### Task directions
Every line of the material below must be repeated exactly.

### Given records
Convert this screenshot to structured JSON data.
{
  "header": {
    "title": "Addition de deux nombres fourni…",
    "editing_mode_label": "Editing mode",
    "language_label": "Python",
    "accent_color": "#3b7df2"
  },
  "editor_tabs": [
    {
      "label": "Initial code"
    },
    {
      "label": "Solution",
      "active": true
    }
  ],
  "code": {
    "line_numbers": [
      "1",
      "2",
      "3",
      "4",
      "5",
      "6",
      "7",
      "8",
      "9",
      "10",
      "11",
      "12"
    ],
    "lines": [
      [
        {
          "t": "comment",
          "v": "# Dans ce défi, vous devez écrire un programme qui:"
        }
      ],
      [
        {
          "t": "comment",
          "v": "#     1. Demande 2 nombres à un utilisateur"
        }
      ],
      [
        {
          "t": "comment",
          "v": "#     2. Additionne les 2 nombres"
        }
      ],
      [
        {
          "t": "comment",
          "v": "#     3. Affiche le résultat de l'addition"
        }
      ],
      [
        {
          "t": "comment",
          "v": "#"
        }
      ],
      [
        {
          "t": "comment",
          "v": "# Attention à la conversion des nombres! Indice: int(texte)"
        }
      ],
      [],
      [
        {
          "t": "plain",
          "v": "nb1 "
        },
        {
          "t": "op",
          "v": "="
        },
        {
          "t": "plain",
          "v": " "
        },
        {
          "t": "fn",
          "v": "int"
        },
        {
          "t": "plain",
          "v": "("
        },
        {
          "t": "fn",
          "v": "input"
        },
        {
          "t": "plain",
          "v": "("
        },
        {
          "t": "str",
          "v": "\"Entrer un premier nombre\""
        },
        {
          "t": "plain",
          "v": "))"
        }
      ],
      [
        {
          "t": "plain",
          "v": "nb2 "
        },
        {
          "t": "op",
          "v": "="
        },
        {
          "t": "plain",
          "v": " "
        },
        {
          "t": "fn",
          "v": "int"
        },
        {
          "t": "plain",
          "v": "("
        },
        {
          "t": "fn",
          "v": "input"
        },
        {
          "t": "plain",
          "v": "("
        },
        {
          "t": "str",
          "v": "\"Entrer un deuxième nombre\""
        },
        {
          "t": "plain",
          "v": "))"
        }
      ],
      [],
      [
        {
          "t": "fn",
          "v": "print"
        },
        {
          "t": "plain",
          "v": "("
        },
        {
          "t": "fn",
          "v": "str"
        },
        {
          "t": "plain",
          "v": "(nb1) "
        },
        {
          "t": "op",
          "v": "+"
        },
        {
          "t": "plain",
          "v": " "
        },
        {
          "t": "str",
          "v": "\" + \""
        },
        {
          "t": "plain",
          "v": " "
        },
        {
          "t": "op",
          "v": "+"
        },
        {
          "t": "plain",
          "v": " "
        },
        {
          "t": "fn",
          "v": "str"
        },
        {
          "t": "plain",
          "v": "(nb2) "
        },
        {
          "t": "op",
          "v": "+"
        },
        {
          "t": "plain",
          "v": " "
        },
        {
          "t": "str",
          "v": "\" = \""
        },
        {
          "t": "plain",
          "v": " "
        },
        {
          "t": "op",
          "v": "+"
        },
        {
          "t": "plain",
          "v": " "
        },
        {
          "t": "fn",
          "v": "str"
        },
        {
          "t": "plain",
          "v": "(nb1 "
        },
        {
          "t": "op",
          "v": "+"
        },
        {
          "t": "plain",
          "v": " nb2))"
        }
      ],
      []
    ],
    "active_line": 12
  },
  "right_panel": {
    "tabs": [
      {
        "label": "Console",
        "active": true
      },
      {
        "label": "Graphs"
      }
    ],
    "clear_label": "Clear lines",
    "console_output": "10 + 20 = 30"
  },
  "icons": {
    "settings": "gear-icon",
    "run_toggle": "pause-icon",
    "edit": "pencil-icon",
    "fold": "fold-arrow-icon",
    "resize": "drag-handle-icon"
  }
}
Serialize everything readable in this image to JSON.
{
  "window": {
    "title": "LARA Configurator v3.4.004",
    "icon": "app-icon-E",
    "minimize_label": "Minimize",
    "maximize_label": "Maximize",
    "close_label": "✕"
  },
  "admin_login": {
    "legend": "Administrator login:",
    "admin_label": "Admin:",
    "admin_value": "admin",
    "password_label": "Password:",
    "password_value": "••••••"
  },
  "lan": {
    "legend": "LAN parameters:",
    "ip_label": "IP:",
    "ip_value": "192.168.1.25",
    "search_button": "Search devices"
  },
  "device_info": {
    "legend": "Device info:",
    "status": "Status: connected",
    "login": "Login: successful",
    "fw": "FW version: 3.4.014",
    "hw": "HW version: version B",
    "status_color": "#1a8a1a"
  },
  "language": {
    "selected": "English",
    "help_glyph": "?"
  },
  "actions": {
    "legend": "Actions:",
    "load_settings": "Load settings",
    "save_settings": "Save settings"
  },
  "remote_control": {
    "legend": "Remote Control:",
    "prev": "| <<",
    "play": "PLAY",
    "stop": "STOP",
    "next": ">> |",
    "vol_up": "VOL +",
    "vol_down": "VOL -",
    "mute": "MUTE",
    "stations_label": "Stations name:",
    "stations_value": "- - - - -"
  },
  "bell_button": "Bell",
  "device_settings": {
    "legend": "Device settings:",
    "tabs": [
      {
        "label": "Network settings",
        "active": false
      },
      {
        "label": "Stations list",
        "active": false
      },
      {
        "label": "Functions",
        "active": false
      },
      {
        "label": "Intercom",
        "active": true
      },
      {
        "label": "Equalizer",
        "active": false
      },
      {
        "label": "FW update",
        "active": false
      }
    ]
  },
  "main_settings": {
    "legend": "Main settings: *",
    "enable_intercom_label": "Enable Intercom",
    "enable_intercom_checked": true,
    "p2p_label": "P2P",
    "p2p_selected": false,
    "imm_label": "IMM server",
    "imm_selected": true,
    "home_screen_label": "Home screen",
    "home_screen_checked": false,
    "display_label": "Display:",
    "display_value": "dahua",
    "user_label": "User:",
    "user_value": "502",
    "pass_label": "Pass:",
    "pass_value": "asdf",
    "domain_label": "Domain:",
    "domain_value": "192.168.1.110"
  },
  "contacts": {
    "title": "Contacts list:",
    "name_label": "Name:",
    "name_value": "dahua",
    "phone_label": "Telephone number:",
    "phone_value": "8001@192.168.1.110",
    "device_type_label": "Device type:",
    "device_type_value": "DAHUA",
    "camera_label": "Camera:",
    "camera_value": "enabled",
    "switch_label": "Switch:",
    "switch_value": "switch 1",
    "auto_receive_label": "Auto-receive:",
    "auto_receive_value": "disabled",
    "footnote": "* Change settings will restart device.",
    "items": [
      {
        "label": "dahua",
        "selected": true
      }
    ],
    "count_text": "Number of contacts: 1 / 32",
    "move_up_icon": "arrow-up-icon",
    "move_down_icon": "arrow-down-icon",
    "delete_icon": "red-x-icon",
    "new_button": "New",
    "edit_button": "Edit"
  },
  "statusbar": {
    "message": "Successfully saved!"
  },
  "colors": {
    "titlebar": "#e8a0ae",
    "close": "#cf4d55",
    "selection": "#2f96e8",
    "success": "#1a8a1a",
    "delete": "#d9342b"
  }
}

### Exercise solution
Convert this screenshot to structured JSON data.
{
  "header": {
    "title": "Addition de deux nombres fourni…",
    "editing_mode_label": "Editing mode",
    "language_label": "Python",
    "accent_color": "#3b7df2"
  },
  "editor_tabs": [
    {
      "label": "Initial code"
    },
    {
      "label": "Solution",
      "active": true
    }
  ],
  "code": {
    "line_numbers": [
      "1",
      "2",
      "3",
      "4",
      "5",
      "6",
      "7",
      "8",
      "9",
      "10",
      "11",
      "12"
    ],
    "lines": [
      [
        {
          "t": "comment",
          "v": "# Dans ce défi, vous devez écrire un programme qui:"
        }
      ],
      [
        {
          "t": "comment",
          "v": "#     1. Demande 2 nombres à un utilisateur"
        }
      ],
      [
        {
          "t": "comment",
          "v": "#     2. Additionne les 2 nombres"
        }
      ],
      [
        {
          "t": "comment",
          "v": "#     3. Affiche le résultat de l'addition"
        }
      ],
      [
        {
          "t": "comment",
          "v": "#"
        }
      ],
      [
        {
          "t": "comment",
          "v": "# Attention à la conversion des nombres! Indice: int(texte)"
        }
      ],
      [],
      [
        {
          "t": "plain",
          "v": "nb1 "
        },
        {
          "t": "op",
          "v": "="
        },
        {
          "t": "plain",
          "v": " "
        },
        {
          "t": "fn",
          "v": "int"
        },
        {
          "t": "plain",
          "v": "("
        },
        {
          "t": "fn",
          "v": "input"
        },
        {
          "t": "plain",
          "v": "("
        },
        {
          "t": "str",
          "v": "\"Entrer un premier nombre\""
        },
        {
          "t": "plain",
          "v": "))"
        }
      ],
      [
        {
          "t": "plain",
          "v": "nb2 "
        },
        {
          "t": "op",
          "v": "="
        },
        {
          "t": "plain",
          "v": " "
        },
        {
          "t": "fn",
          "v": "int"
        },
        {
          "t": "plain",
          "v": "("
        },
        {
          "t": "fn",
          "v": "input"
        },
        {
          "t": "plain",
          "v": "("
        },
        {
          "t": "str",
          "v": "\"Entrer un deuxième nombre\""
        },
        {
          "t": "plain",
          "v": "))"
        }
      ],
      [],
      [
        {
          "t": "fn",
          "v": "print"
        },
        {
          "t": "plain",
          "v": "("
        },
        {
          "t": "fn",
          "v": "str"
        },
        {
          "t": "plain",
          "v": "(nb1) "
        },
        {
          "t": "op",
          "v": "+"
        },
        {
          "t": "plain",
          "v": " "
        },
        {
          "t": "str",
          "v": "\" + \""
        },
        {
          "t": "plain",
          "v": " "
        },
        {
          "t": "op",
          "v": "+"
        },
        {
          "t": "plain",
          "v": " "
        },
        {
          "t": "fn",
          "v": "str"
        },
        {
          "t": "plain",
          "v": "(nb2) "
        },
        {
          "t": "op",
          "v": "+"
        },
        {
          "t": "plain",
          "v": " "
        },
        {
          "t": "str",
          "v": "\" = \""
        },
        {
          "t": "plain",
          "v": " "
        },
        {
          "t": "op",
          "v": "+"
        },
        {
          "t": "plain",
          "v": " "
        },
        {
          "t": "fn",
          "v": "str"
        },
        {
          "t": "plain",
          "v": "(nb1 "
        },
        {
          "t": "op",
          "v": "+"
        },
        {
          "t": "plain",
          "v": " nb2))"
        }
      ],
      []
    ],
    "active_line": 12
  },
  "right_panel": {
    "tabs": [
      {
        "label": "Console",
        "active": true
      },
      {
        "label": "Graphs"
      }
    ],
    "clear_label": "Clear lines",
    "console_output": "10 + 20 = 30"
  },
  "icons": {
    "settings": "gear-icon",
    "run_toggle": "pause-icon",
    "edit": "pencil-icon",
    "fold": "fold-arrow-icon",
    "resize": "drag-handle-icon"
  }
}
Serialize everything readable in this image to JSON.
{
  "window": {
    "title": "LARA Configurator v3.4.004",
    "icon": "app-icon-E",
    "minimize_label": "Minimize",
    "maximize_label": "Maximize",
    "close_label": "✕"
  },
  "admin_login": {
    "legend": "Administrator login:",
    "admin_label": "Admin:",
    "admin_value": "admin",
    "password_label": "Password:",
    "password_value": "••••••"
  },
  "lan": {
    "legend": "LAN parameters:",
    "ip_label": "IP:",
    "ip_value": "192.168.1.25",
    "search_button": "Search devices"
  },
  "device_info": {
    "legend": "Device info:",
    "status": "Status: connected",
    "login": "Login: successful",
    "fw": "FW version: 3.4.014",
    "hw": "HW version: version B",
    "status_color": "#1a8a1a"
  },
  "language": {
    "selected": "English",
    "help_glyph": "?"
  },
  "actions": {
    "legend": "Actions:",
    "load_settings": "Load settings",
    "save_settings": "Save settings"
  },
  "remote_control": {
    "legend": "Remote Control:",
    "prev": "| <<",
    "play": "PLAY",
    "stop": "STOP",
    "next": ">> |",
    "vol_up": "VOL +",
    "vol_down": "VOL -",
    "mute": "MUTE",
    "stations_label": "Stations name:",
    "stations_value": "- - - - -"
  },
  "bell_button": "Bell",
  "device_settings": {
    "legend": "Device settings:",
    "tabs": [
      {
        "label": "Network settings",
        "active": false
      },
      {
        "label": "Stations list",
        "active": false
      },
      {
        "label": "Functions",
        "active": false
      },
      {
        "label": "Intercom",
        "active": true
      },
      {
        "label": "Equalizer",
        "active": false
      },
      {
        "label": "FW update",
        "active": false
      }
    ]
  },
  "main_settings": {
    "legend": "Main settings: *",
    "enable_intercom_label": "Enable Intercom",
    "enable_intercom_checked": true,
    "p2p_label": "P2P",
    "p2p_selected": false,
    "imm_label": "IMM server",
    "imm_selected": true,
    "home_screen_label": "Home screen",
    "home_screen_checked": false,
    "display_label": "Display:",
    "display_value": "dahua",
    "user_label": "User:",
    "user_value": "502",
    "pass_label": "Pass:",
    "pass_value": "asdf",
    "domain_label": "Domain:",
    "domain_value": "192.168.1.110"
  },
  "contacts": {
    "title": "Contacts list:",
    "name_label": "Name:",
    "name_value": "dahua",
    "phone_label": "Telephone number:",
    "phone_value": "8001@192.168.1.110",
    "device_type_label": "Device type:",
    "device_type_value": "DAHUA",
    "camera_label": "Camera:",
    "camera_value": "enabled",
    "switch_label": "Switch:",
    "switch_value": "switch 1",
    "auto_receive_label": "Auto-receive:",
    "auto_receive_value": "disabled",
    "footnote": "* Change settings will restart device.",
    "items": [
      {
        "label": "dahua",
        "selected": true
      }
    ],
    "count_text": "Number of contacts: 1 / 32",
    "move_up_icon": "arrow-up-icon",
    "move_down_icon": "arrow-down-icon",
    "delete_icon": "red-x-icon",
    "new_button": "New",
    "edit_button": "Edit"
  },
  "statusbar": {
    "message": "Successfully saved!"
  },
  "colors": {
    "titlebar": "#e8a0ae",
    "close": "#cf4d55",
    "selection": "#2f96e8",
    "success": "#1a8a1a",
    "delete": "#d9342b"
  }
}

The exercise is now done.